2009-06-14

Using UML Component diagrams to embed e-Framework Service Usage Models

Given the background of what embedding SUMs in other SUMs can mean, I'm going to model what that embedding can look like from a systems POV, using UML component diagrams. The tool is somewhat awkward to the task, but I was rather taken with the ball-and-socket representation of interfaces in UML 2.0—even if I have to abandon that notation where it counts. I'm also using this as an opportunity to explore specifying the data sources for embedded SUMs—which may not be the same as the data sources for the embedding SUM.

The task I set myself here is to model, using embedded SUMs, functionality for searching for entries in a collection, annotating those entries, and syndicating the annotations (but not the collection entries themselves).

We can represent what needs to happen in an Activity diagram, which captures the fact that entries and annotations involve two different systems. (We'll model them as distinct data stores):

We can go from that Activity diagram to a simple SUM diagram, capturing the use of four services and two data sources:

But as indicated in the previous post, we want to capitalise on the existence of SUMs describing aspects of collection functionality, and modularise out service descriptions already given in those SUMs (along with the context those SUMs set). So:

where a "Searchable Collection" is a service usage model on searching and reading elements in a collection, and "Shareable Collection" is a service usage model on syndicating and harvesting elements in a collection—and all those services modelled may be part of the same system. We are making an important distinction here: the embedded searchable and shareable collection SUMs are generic, and can be used to expose any number of data sources. We nominate two distinct data sources, and align a different data source to each embedded SUM. So we are making the entries data source searchable, but the annotations data source shareable; and we are not relying on the embedded SUMs to tell us what data sources they talk to, when we do this orchestration.

Which is all very well, but what does embedding a SUM actually look like from a running application? I'm going to try to answer that through ball-and-socket. The collection SUM models a software component, which exposes several services for other systems and users to invoke. That software component may be a standalone application, or it may be integrated with other components to build something greater; that flexibility is of course the point of Service Oriented Architecture (and Approaches). The software component exposes a number of services, which can be treated as ports into the component:

And an external component can interface through one or more of those exposed services, giving software integration:

Each service defines its own interface, and the interface to a port is modelled in UML as a realisation of a component (hollow arrowhead): it's the face of the component that the outside world sees:

And outside components that use a port depend on that interface (dashed arrow): the integration cannot happen without that dependency being resolved, so the component using our services depends on our interface:

Exposed services have their interfaces documented in the SUM: that is part of the point of a SUM. But a SUM may not document the interface of just one exposed service, but of several. By default, it documents all exposed services. But if we allow a SUM to model only part of a system's functionality, then we can have different SUMs capturing only subsets of the exposed functionality of a system. By setting up simple, searchable and shareable collections, we're doing just that.

Now a SUM is much more than just an interface definition. But if a single SUM includes the interface definitions for all of Add Read Replace Remove and Search, then we can conflate the interfaces for all those services into a single reference to the searchable collection SUM—where all the interfaces are detailed. We can also have both the simple and the searchable collection SUMs as alternate interfaces into our collection: one gives you search, the other doesn't. (Moreover, we could have two distinct protocols into the collection, so that the distinction may not just be theoretical.)

## Layout region records:
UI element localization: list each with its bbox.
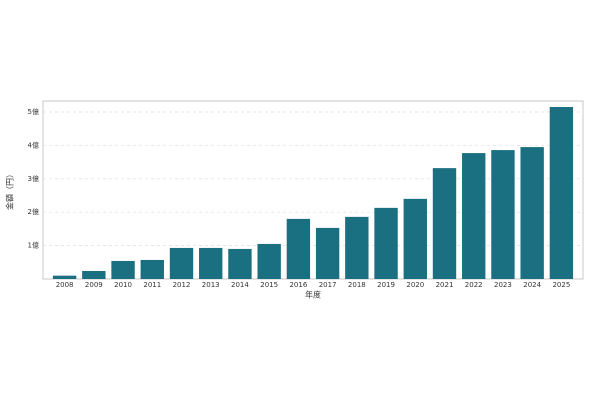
bar — [345, 216, 369, 279]
y-tick-label: 5億 — [28, 107, 39, 116]
bar — [491, 150, 515, 279]
bar — [257, 243, 281, 279]
bar — [140, 259, 164, 279]
bar — [462, 153, 486, 279]
bar — [286, 218, 311, 279]
x-tick-label: 2022 — [465, 281, 483, 289]
y-tick-label: 2億 — [28, 207, 39, 216]
bar — [52, 275, 77, 279]
x-tick-label: 2020 — [406, 281, 424, 289]
y-tick-label: 4億 — [28, 140, 39, 149]
x-tick-label: 2014 — [231, 281, 249, 289]
x-tick-label: 2017 — [319, 281, 337, 289]
x-tick-label: 2019 — [377, 281, 395, 289]
bar — [111, 260, 135, 279]
bar — [549, 107, 574, 279]
bar — [228, 248, 252, 279]
bar — [403, 198, 427, 279]
x-tick-label: 2024 — [523, 281, 541, 289]
x-tick-label: 2012 — [173, 281, 191, 289]
bar — [199, 247, 223, 279]
y-axis-label: 金額（円） — [5, 170, 15, 210]
y-tick-label: 3億 — [28, 174, 39, 183]
x-tick-label: 2008 — [56, 281, 74, 289]
x-tick-label: 2010 — [114, 281, 132, 289]
bar — [82, 270, 106, 279]
bar — [432, 168, 457, 279]
plot-frame — [42, 100, 584, 280]
bar — [315, 227, 340, 279]
x-tick-label: 2016 — [289, 281, 307, 289]
x-tick-label: 2023 — [494, 281, 512, 289]
x-tick-label: 2021 — [436, 281, 454, 289]
bar — [374, 207, 398, 279]
x-tick-label: 2025 — [552, 281, 570, 289]
x-tick-label: 2011 — [143, 281, 161, 289]
x-axis-label: 年度 — [305, 290, 321, 300]
y-tick-label: 1億 — [28, 241, 39, 250]
x-tick-label: 2009 — [85, 281, 103, 289]
x-tick-label: 2015 — [260, 281, 278, 289]
bar — [169, 247, 194, 279]
x-tick-label: 2013 — [202, 281, 220, 289]
bar — [520, 147, 544, 279]
x-tick-label: 2018 — [348, 281, 366, 289]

## EXERCISE TASKS:
A. In the post on UML component diagrams, how many services and data sources does the simple SUM diagram capture?
B. From the layout region records, copy out the lines from the one with "bar — [345, 216, 369, 279]" up to and including the one with "bar — [549, 107, 574, 279]".

## SOLUTIONS:
A. Four services and two data sources.

B.
bar — [345, 216, 369, 279]
y-tick-label: 5億 — [28, 107, 39, 116]
bar — [491, 150, 515, 279]
bar — [257, 243, 281, 279]
bar — [140, 259, 164, 279]
bar — [462, 153, 486, 279]
bar — [286, 218, 311, 279]
x-tick-label: 2022 — [465, 281, 483, 289]
y-tick-label: 2億 — [28, 207, 39, 216]
bar — [52, 275, 77, 279]
x-tick-label: 2020 — [406, 281, 424, 289]
y-tick-label: 4億 — [28, 140, 39, 149]
x-tick-label: 2014 — [231, 281, 249, 289]
x-tick-label: 2017 — [319, 281, 337, 289]
x-tick-label: 2019 — [377, 281, 395, 289]
bar — [111, 260, 135, 279]
bar — [549, 107, 574, 279]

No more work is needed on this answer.